**Task brief:**
Write out each line of the material again, word for word.

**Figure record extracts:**
┏━━

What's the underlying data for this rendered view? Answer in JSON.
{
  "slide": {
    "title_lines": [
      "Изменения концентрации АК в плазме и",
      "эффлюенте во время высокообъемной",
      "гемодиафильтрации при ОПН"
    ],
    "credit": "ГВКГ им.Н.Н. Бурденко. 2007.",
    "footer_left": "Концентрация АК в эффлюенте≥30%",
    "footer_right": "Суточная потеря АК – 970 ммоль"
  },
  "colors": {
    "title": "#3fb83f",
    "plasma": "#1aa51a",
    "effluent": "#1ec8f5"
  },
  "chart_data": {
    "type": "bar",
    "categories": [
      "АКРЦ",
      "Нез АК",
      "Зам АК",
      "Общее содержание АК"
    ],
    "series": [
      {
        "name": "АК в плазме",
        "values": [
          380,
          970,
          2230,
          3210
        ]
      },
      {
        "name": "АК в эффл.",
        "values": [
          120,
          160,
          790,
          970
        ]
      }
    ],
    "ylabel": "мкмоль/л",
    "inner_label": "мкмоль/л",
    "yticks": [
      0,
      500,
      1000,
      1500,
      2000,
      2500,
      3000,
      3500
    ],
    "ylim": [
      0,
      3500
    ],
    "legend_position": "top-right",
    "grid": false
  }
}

┗━━

**Task solution:**
What's the underlying data for this rendered view? Answer in JSON.
{
  "slide": {
    "title_lines": [
      "Изменения концентрации АК в плазме и",
      "эффлюенте во время высокообъемной",
      "гемодиафильтрации при ОПН"
    ],
    "credit": "ГВКГ им.Н.Н. Бурденко. 2007.",
    "footer_left": "Концентрация АК в эффлюенте≥30%",
    "footer_right": "Суточная потеря АК – 970 ммоль"
  },
  "colors": {
    "title": "#3fb83f",
    "plasma": "#1aa51a",
    "effluent": "#1ec8f5"
  },
  "chart_data": {
    "type": "bar",
    "categories": [
      "АКРЦ",
      "Нез АК",
      "Зам АК",
      "Общее содержание АК"
    ],
    "series": [
      {
        "name": "АК в плазме",
        "values": [
          380,
          970,
          2230,
          3210
        ]
      },
      {
        "name": "АК в эффл.",
        "values": [
          120,
          160,
          790,
          970
        ]
      }
    ],
    "ylabel": "мкмоль/л",
    "inner_label": "мкмоль/л",
    "yticks": [
      0,
      500,
      1000,
      1500,
      2000,
      2500,
      3000,
      3500
    ],
    "ylim": [
      0,
      3500
    ],
    "legend_position": "top-right",
    "grid": false
  }
}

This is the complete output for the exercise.